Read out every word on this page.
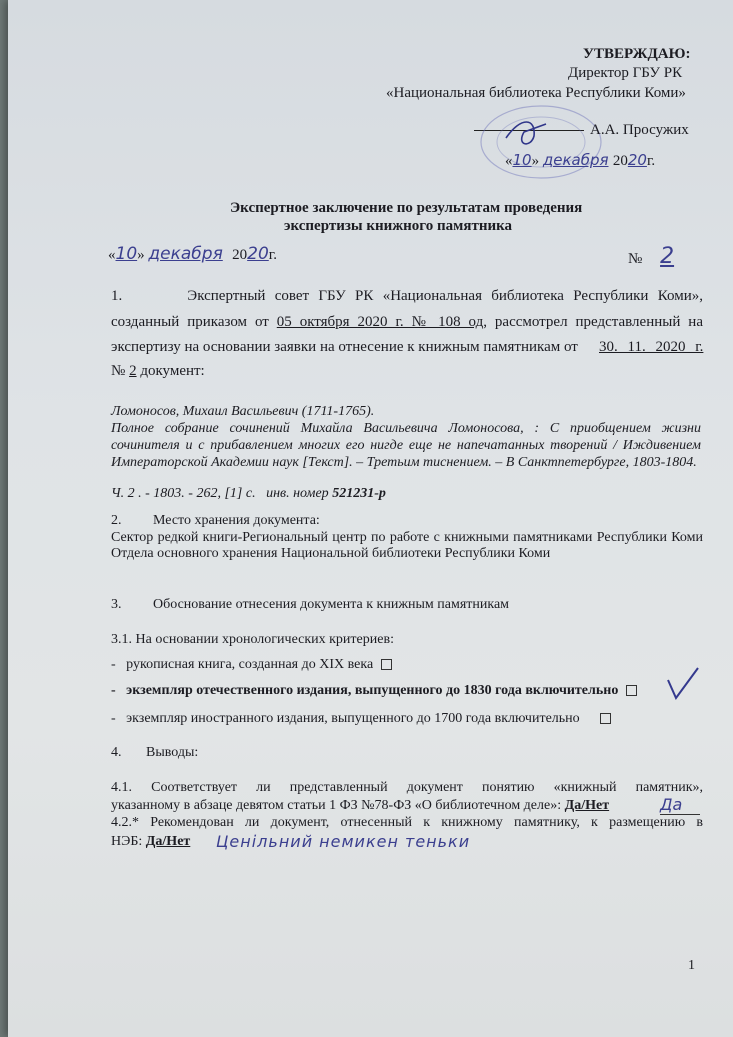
УТВЕРЖДАЮ:
Директор ГБУ РК
«Национальная библиотека Республики Коми»
А.А. Просужих
«10» декабря 2020г.
Экспертное заключение по результатам проведения
экспертизы книжного памятника
«10» декабря 2020г.	№ 2
1.       Экспертный совет ГБУ РК «Национальная библиотека Республики Коми»,
созданный приказом от 05 октября 2020 г. № 108 од, рассмотрел представленный на
экспертизу на основании заявки на отнесение к книжным памятникам от 30. 11. 2020 г.
№ 2 документ:
Ломоносов, Михаил Васильевич (1711-1765).
Полное собрание сочинений Михайла Васильевича Ломоносова, : С приобщением жизни сочинителя и с прибавлением многих его нигде еще не напечатанных творений / Иждивением Императорской Академии наук [Текст]. – Третьим тиснением. – В Санктпетербурге, 1803-1804.
Ч. 2 . - 1803. - 262, [1] с. инв. номер 521231-р
2.         Место хранения документа:
Сектор редкой книги-Региональный центр по работе с книжными памятниками Республики Коми Отдела основного хранения Национальной библиотеки Республики Коми
3.         Обоснование отнесения документа к книжным памятникам
3.1. На основании хронологических критериев:
-   рукописная книга, созданная до XIX века
-   экземпляр отечественного издания, выпущенного до 1830 года включительно
-   экземпляр иностранного издания, выпущенного до 1700 года включительно
4.       Выводы:
4.1. Соответствует ли представленный документ понятию «книжный памятник»,
указанному в абзаце девятом статьи 1 ФЗ №78-ФЗ «О библиотечном деле»: Да/Нет	Да
4.2.* Рекомендован ли документ, отнесенный к книжному памятнику, к размещению в
НЭБ: Да/Нет Ценільний немикен теньки
1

::::

Identify every line above with the string "представленный" in it. Copy those lines.

созданный приказом от 05 октября 2020 г. № 108 од, рассмотрел представленный на
4.1. Соответствует ли представленный документ понятию «книжный памятник»,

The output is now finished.